Page extract:
· · · · · · ·

Re: [PATCH] spi: spi-geni-qcom: Fix NULL pointer access in geni_spi_isr

Doug Anderson <dianders@xxxxxxxxxxxx> · Thu, 3 Dec 2020 08:40:46 -0800

Hi,

On Wed, Dec 2, 2020 at 11:45 PM Roja Rani Yarubandi
<rojay@xxxxxxxxxxxxxx> wrote:
>
> Here, there is a chance of race condition occurrence which leads to
> NULL pointer dereference with struct spi_geni_master member 'cur_xfer'
> between setup_fifo_xfer() and handle_fifo_timeout() functions.
>
> Fix this race condition with guarding the 'cur_xfer' where it gets updated,
> with spin_lock_irq/spin_unlock_irq in setup_fifo_xfer() as we do in
> handle_fifo_timeout() function.
>
> Call trace:
>  geni_spi_isr+0x114/0x34c
>  __handle_irq_event_percpu+0xe0/0x23c
>  handle_irq_event_percpu+0x34/0x8c
>  handle_irq_event+0x48/0x94
>  handle_fasteoi_irq+0xd0/0x140
>  __handle_domain_irq+0x8c/0xcc
>  gic_handle_irq+0x114/0x1dc
>  el1_irq+0xcc/0x180
>  geni_spi a80000.spi: Failed to cancel/abort m_cmd
>  dev_watchdog+0x348/0x354
>  call_timer_fn+0xc4/0x220
>  __run_timers+0x228/0x2d4
>  spi_master spi6: failed to transfer one message from queue
>  run_timer_softirq+0x24/0x44
>  __do_softirq+0x16c/0x344
>  irq_exit+0xa8/0xac
>  __handle_domain_irq+0x94/0xcc
>  gic_handle_irq+0x114/0x1dc
>  el1_irq+0xcc/0x180
>  cpuidle_enter_state+0xf8/0x204
>  cpuidle_enter+0x38/0x4c
>  cros-ec-spi spi6.0: spi transfer failed: -110

Thanks for the patch!

I'm not convinced about your explanation, though.

The overall assumption in setup_fifo_xfer(), as indicated by the big
comment at the start of the function, is that once the spin_lock_irq()
/ spin_unlock_irq() dance happens at the start of that function that
no more interrupts will come in until the later lock.  If that
assumption is not true then we need to look at the whole function, not
just bandaid where we're setting "cur_xfer".  Specifically if
transfers are still happening all the other things that
setup_fifo_xfer() is doing are also all bad ideas.

I guess the first question is: why are you even getting a timeout?
SPI is clocked by the master and there's nothing the slave can do to
delay a transfer.  If you're getting a timeout in the first place it
means there's something pretty wrong.  Maybe that would be the first
thing to look at.  I guess the most likely case is that something else
in the system is somehow blocking our interrupt handler from running?

· · · · · · ·

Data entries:
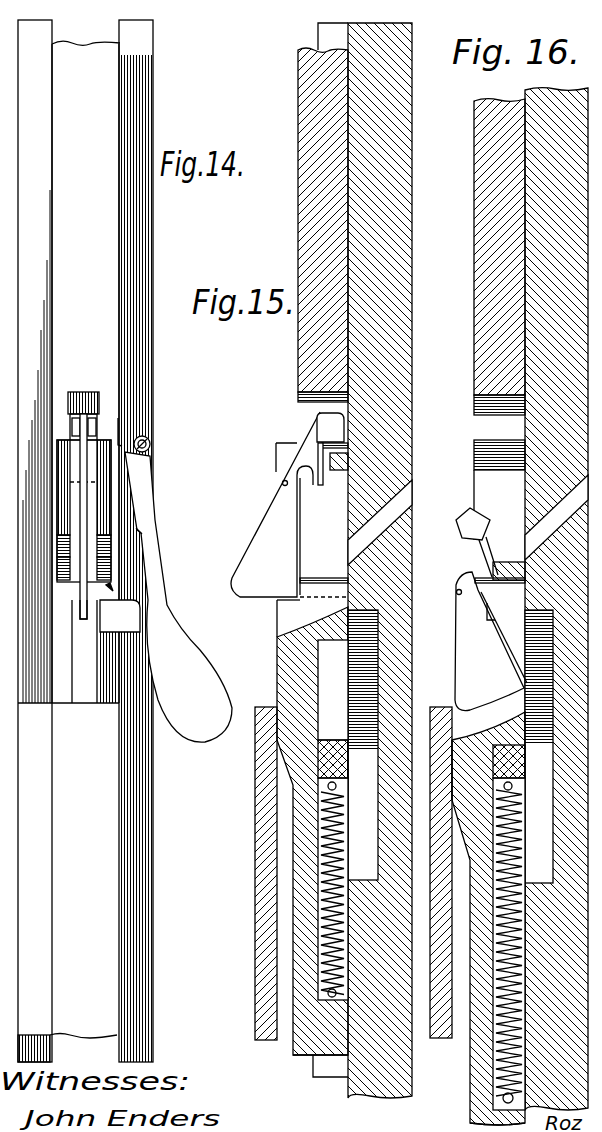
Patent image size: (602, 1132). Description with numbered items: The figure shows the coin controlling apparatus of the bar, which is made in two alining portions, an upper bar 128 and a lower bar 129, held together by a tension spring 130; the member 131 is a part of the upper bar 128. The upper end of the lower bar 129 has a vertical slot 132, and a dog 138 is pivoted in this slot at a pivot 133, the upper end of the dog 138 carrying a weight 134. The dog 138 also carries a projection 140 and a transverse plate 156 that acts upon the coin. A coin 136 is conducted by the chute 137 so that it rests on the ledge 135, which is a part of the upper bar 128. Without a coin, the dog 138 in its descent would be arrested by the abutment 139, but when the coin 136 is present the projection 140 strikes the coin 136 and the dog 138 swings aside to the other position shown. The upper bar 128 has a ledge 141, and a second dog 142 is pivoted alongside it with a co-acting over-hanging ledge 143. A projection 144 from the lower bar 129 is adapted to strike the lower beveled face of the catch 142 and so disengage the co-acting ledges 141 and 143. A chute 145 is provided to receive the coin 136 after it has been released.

In FIG. 14, the upper bar portion 128 is at (86, 372).
In FIG. 15, the upper bar portion 128 is at (302, 118).
In FIG. 16, the upper bar portion 128 is at (487, 185).
In FIG. 14, the lower bar portion 129 is at (67, 1048).
In FIG. 15, the lower bar portion 129 is at (300, 1048).
In FIG. 16, the lower bar portion 129 is at (482, 1122).
In FIG. 15, the tension spring 130 is at (295, 900).
In FIG. 16, the tension spring 130 is at (495, 1050).
In FIG. 15, the member of upper bar 131 is at (318, 755).
In FIG. 16, the member of upper bar 131 is at (518, 775).
In FIG. 14, the vertical slot 132 is at (84, 612).
In FIG. 15, the vertical slot 132 is at (282, 624).
In FIG. 16, the vertical slot 132 is at (474, 759).
In FIG. 15, the pivot 133 is at (283, 482).
In FIG. 16, the pivot 133 is at (456, 594).
In FIG. 14, the weight 134 is at (92, 420).
In FIG. 15, the weight 134 is at (320, 424).
In FIG. 16, the weight 134 is at (468, 512).
In FIG. 14, the ledge 135 is at (113, 591).
In FIG. 15, the ledge 135 is at (312, 600).
In FIG. 16, the ledge 135 is at (505, 583).
In FIG. 14, the coin 136 is at (108, 570).
In FIG. 15, the coin 136 is at (312, 576).
In FIG. 16, the coin 136 is at (503, 562).
In FIG. 14, the chute 137 is at (108, 547).
In FIG. 15, the chute 137 is at (390, 505).
In FIG. 16, the chute 137 is at (556, 517).
In FIG. 14, the dog 138 is at (83, 500).
In FIG. 15, the dog 138 is at (275, 504).
In FIG. 16, the dog 138 is at (489, 641).
In FIG. 14, the abutment 139 is at (80, 704).
In FIG. 15, the abutment 139 is at (258, 705).
In FIG. 16, the abutment 139 is at (438, 707).
In FIG. 15, the projection 140 is at (320, 487).
In FIG. 16, the projection 140 is at (484, 550).
In FIG. 14, the ledge 141 is at (122, 433).
In FIG. 14, the dog 142 is at (178, 589).
In FIG. 14, the over-hanging ledge 143 is at (140, 533).
In FIG. 14, the projection 144 is at (122, 617).
In FIG. 15, the chute 145 is at (365, 745).
In FIG. 16, the chute 145 is at (542, 746).
In FIG. 15, the transverse plate 156 is at (297, 533).
In FIG. 16, the transverse plate 156 is at (496, 640).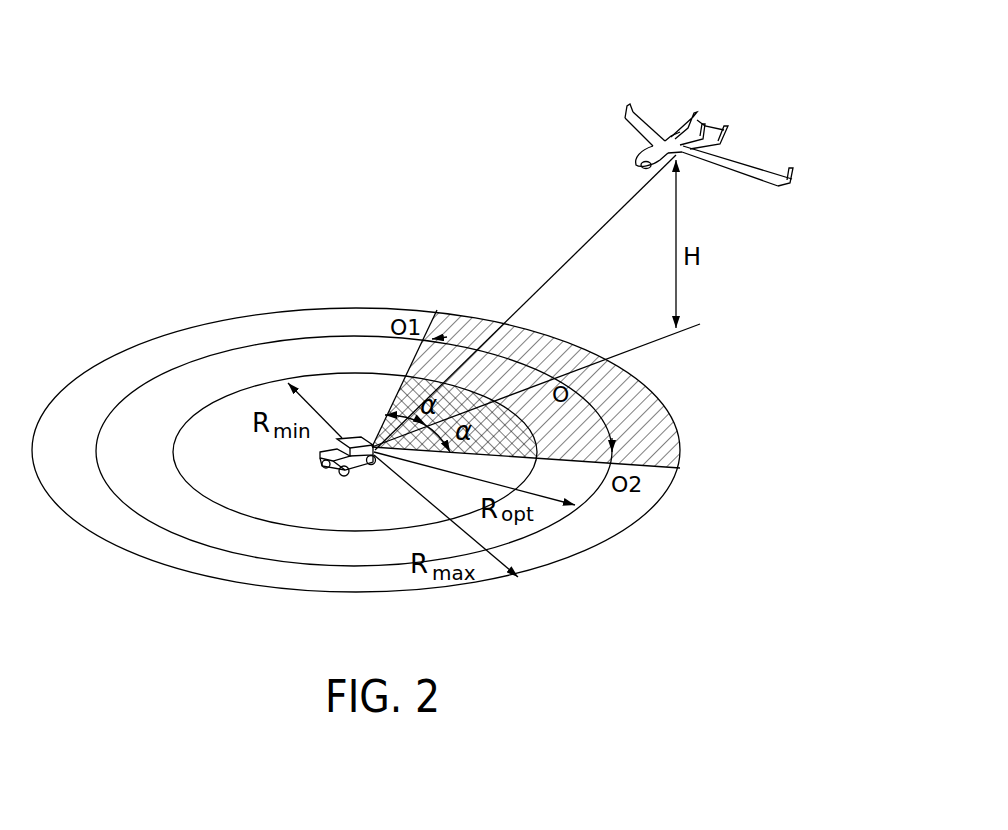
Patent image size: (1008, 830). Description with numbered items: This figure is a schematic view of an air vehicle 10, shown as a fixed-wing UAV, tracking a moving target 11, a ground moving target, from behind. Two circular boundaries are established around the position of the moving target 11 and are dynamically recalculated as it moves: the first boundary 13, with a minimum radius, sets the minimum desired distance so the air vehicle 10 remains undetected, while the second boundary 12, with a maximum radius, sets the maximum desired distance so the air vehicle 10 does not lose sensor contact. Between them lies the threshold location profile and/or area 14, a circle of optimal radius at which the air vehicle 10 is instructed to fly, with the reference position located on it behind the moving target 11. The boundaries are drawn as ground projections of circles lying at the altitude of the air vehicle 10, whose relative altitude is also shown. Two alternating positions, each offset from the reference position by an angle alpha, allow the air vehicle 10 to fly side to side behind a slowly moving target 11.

The air vehicle 10 is at (655, 128).
The moving target 11 is at (354, 436).
The second boundary 12 is at (192, 326).
The first boundary 13 is at (247, 385).
The threshold location profile and/or area 14 is at (148, 380).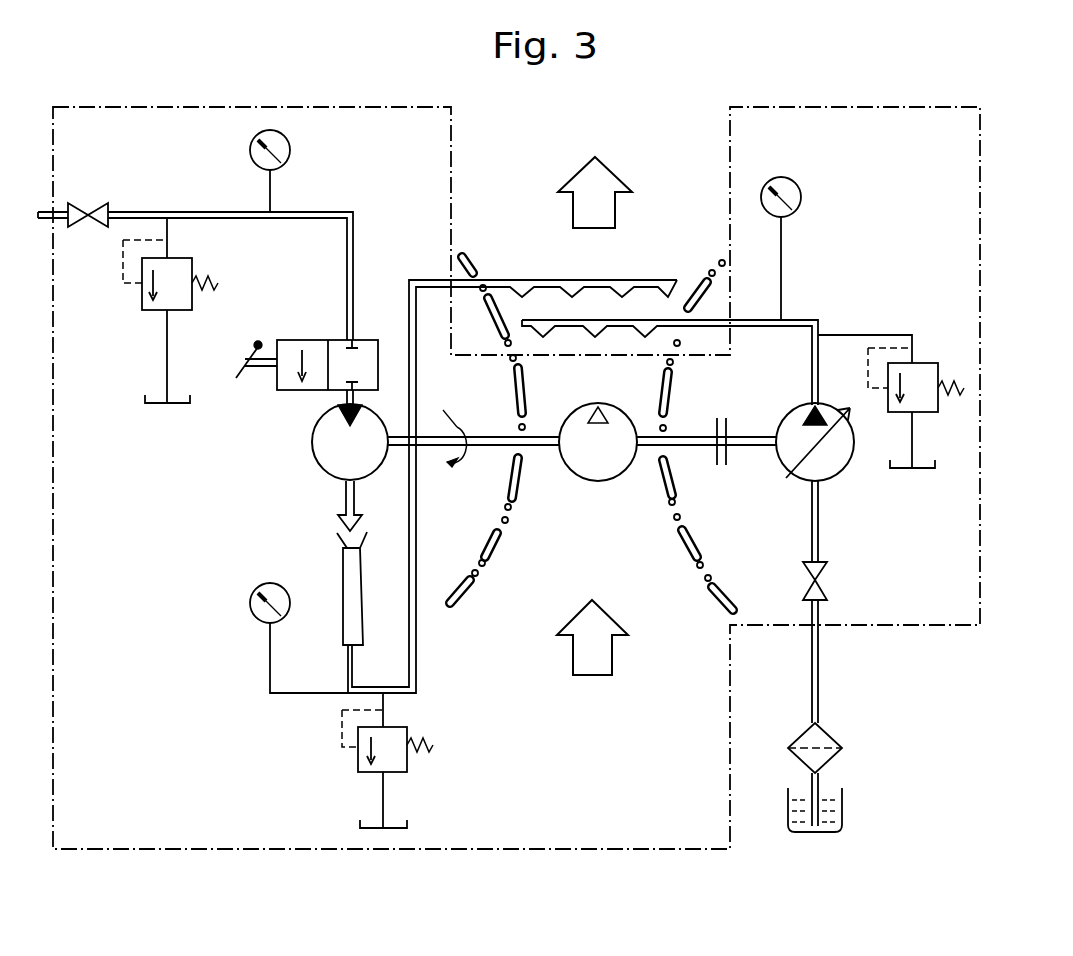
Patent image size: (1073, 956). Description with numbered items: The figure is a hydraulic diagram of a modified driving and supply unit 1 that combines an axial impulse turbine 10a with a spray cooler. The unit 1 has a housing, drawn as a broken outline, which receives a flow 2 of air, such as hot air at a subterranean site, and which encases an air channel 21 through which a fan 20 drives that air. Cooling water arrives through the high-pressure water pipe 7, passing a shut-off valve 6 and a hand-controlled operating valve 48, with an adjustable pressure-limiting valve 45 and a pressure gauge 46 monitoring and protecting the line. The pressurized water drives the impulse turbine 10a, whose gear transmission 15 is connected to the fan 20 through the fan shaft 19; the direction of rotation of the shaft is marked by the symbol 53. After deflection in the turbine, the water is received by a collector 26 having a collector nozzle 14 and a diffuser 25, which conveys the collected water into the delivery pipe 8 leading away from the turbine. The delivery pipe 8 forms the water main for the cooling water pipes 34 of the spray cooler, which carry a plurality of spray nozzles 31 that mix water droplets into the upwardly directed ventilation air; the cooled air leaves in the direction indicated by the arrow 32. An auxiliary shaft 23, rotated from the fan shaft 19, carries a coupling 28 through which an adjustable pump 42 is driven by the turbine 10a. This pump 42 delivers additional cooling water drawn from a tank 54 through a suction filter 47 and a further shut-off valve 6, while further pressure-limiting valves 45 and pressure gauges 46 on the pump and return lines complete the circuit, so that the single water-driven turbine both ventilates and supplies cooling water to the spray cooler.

The driving and supply unit 1 is at (450, 152).
The flow of air 2 is at (598, 663).
The shut-off valve 6 is at (100, 204).
The high-pressure water pipe 7 is at (50, 212).
The delivery pipe 8 is at (417, 652).
The impulse turbine 10a is at (299, 442).
The gear transmission 15 is at (318, 435).
The collector nozzle 14 is at (343, 546).
The fan shaft 19 is at (498, 440).
The fan 20 is at (580, 462).
The air channel 21 is at (677, 485).
The auxiliary shaft 23 is at (677, 440).
The diffuser 25 is at (346, 619).
The collector 26 is at (345, 535).
The coupling 28 is at (726, 420).
The spray nozzles 31 is at (531, 335).
The arrow indicating cooled air exit direction 32 is at (600, 180).
The cooling water pipes 34 is at (507, 282).
The adjustable pump 42 is at (833, 480).
The adjustable pressure-limiting valve 45 is at (146, 298).
The pressure gauge 46 is at (258, 151).
The suction filter 47 is at (816, 737).
The hand-controlled operating valve 48 is at (318, 338).
The direction of rotation of shafts 53 is at (444, 423).
The tank 54 is at (788, 811).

· · · · · · ·

Requirements: Write the next few paragraphs of the mailing-list reply about the SPI timeout, picking up right after its final sentence.

Answer to this task:
The second question is: what can we do about the "Failed to
cancel/abort m_cmd" message above.  I guess if our interrupt handler
is blocked that would explain why the cancel and abort didn't work.
It's pretty hard to figure out what to do to recover at this point.
When the function exits it assumes that the transfer has been canceled
/ aborted, but it hasn't.  This seems like it has the ability to throw
everything for a loop.  If an interrupt can come in for the previous
transfer after handle_fifo_timeout() exits it could cause all sorts of
problems, right?

It seems like one thing that might help would be to add this to the
start of handle_fifo_timeout():
  dev_warn(mas->dev, "Timeout; synchronizing IRQ\n");
  synchronize_irq(mas->irq);

Maybe also add a synchronize_irq() at the end of the function too?  If
my theory is correct and the whole problem here is that our interrupt
is blocked, I think that will make us block, which is probably the
best we can do and better than just returning and getting the
interrupt later.

That all being said, looking at all this makes me believe that the
NULL dereference is because of commit 7ba9bdcb91f6 ("spi:
spi-geni-qcom: Don't keep a local state variable").  There, I added
"mas->cur_xfer = NULL" into handle_fifo_timeout().  That should be the
right thing to do (without that we might have been reading bogus data
/ writing to memory we shouldn't), but I think geni_spi_handle_rx()
and geni_spi_handle_tx() don't handle it properly.  I think we'll
dereference it without checking.  :(  It would probably be good to fix
this too?  I would guess that if "mas->cur_xfer" is NULL then
geni_spi_handle_rx() should read all data in the FIFO and throw it
away and geni_spi_handle_tx() should set SE_GENI_TX_WATERMARK_REG to
0.  NOTE: I _think_ that with the synchronize_irq() I'm suggesting
above we'll avoid this case, but it never hurts to be defensive.

Does that all make sense?  So the summary is that instead of your patch:

1. Add synchronize_irq() at the start and end of
handle_fifo_timeout().  Not under lock.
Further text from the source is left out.